Stored records:
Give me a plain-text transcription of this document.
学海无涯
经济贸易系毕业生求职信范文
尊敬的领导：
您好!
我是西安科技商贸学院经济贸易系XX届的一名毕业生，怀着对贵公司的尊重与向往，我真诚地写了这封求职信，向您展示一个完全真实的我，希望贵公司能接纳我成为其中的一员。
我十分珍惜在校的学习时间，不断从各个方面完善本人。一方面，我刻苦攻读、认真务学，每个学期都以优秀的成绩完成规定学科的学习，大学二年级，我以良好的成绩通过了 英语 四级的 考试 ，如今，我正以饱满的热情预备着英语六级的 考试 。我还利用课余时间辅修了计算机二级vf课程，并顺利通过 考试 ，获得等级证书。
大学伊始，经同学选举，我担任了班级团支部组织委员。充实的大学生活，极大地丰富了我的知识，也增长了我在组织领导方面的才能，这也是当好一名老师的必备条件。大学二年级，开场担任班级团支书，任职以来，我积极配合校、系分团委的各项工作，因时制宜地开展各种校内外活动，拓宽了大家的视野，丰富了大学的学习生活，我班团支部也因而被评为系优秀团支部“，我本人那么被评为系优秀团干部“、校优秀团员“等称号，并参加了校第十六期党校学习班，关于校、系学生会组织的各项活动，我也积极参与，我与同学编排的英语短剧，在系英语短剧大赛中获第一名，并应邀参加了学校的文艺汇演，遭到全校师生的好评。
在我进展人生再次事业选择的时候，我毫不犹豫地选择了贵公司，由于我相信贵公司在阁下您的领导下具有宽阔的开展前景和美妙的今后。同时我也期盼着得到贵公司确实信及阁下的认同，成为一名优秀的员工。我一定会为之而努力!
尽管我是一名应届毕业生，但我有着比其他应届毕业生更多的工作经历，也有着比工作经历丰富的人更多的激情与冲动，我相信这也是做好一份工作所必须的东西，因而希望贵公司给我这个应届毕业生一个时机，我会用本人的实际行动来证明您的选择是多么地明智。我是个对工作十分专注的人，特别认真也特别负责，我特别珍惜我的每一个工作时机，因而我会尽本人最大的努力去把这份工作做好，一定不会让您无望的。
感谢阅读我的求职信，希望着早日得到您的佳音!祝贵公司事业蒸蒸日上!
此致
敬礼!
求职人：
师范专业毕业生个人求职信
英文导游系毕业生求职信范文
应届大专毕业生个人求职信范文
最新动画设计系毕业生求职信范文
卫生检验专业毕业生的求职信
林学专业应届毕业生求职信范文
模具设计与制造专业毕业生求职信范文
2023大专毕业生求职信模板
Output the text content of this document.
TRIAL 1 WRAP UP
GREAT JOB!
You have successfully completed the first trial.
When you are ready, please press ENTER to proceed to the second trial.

- **Directions**: Extract every line from the one containing "Output the text content of this document." through the last line of the data, inclusive, exactly as written.

- **Response below**:
Output the text content of this document.
TRIAL 1 WRAP UP
GREAT JOB!
You have successfully completed the first trial.
When you are ready, please press ENTER to proceed to the second trial.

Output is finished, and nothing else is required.